Recast the text of all the entries below as one numbered list, one line per item, with blank lines and the pictures left out.

— START —

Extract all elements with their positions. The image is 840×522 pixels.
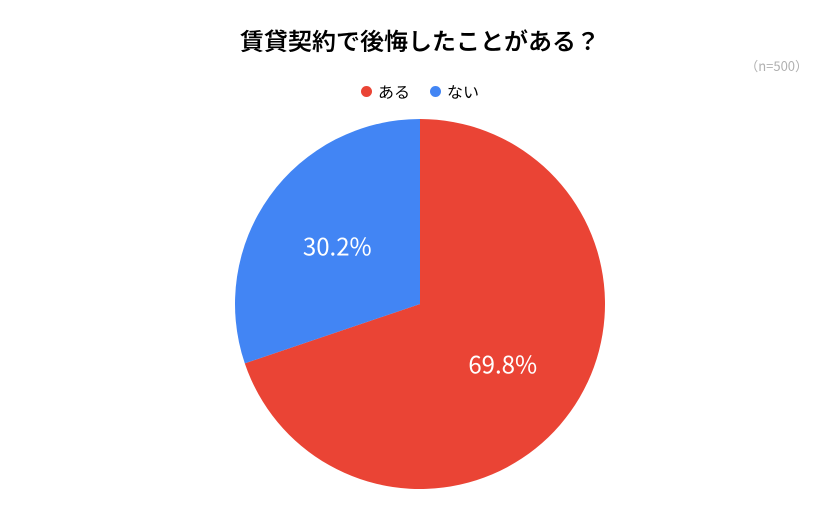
legend-item: ない	[430, 79, 479, 103]
legend-label: ない	[447, 79, 479, 103]
pie-chart-container: 69.8%30.2%	[0, 119, 840, 489]
pie-chart	[235, 119, 605, 489]
legend-marker-icon	[430, 86, 441, 97]
chart-title: 賃貸契約で後悔したことがある？	[0, 0, 840, 57]
legend-item: ある	[361, 79, 410, 103]
chart-legend: ある ない	[0, 79, 840, 103]
legend-label: ある	[378, 79, 410, 103]
sample-size-label: （n=500）	[745, 56, 808, 75]
legend-marker-icon	[361, 86, 372, 97]
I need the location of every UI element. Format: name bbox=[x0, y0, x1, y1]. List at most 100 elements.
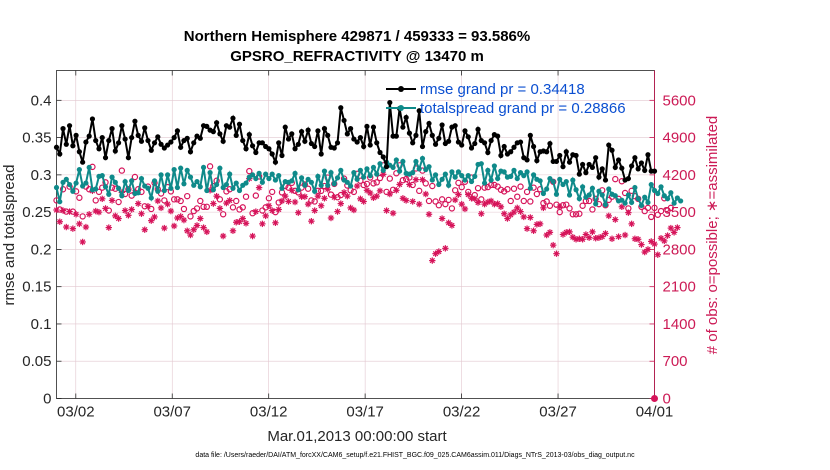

— END —

## FINISHED ANSWER
1. Extract all elements with their positions. The image is 840×522 pixels.
2. legend-item: ない	[430, 79, 479, 103]
3. legend-label: ない	[447, 79, 479, 103]
4. pie-chart-container: 69.8%30.2%	[0, 119, 840, 489]
5. pie-chart	[235, 119, 605, 489]
6. legend-marker-icon	[430, 86, 441, 97]
7. chart-title: 賃貸契約で後悔したことがある？	[0, 0, 840, 57]
8. legend-item: ある	[361, 79, 410, 103]
9. chart-legend: ある ない	[0, 79, 840, 103]
10. legend-label: ある	[378, 79, 410, 103]
11. sample-size-label: （n=500）	[745, 56, 808, 75]
12. legend-marker-icon	[361, 86, 372, 97]
13. I need the location of every UI element. Format: name bbox=[x0, y0, x1, y1]. List at most 100 elements.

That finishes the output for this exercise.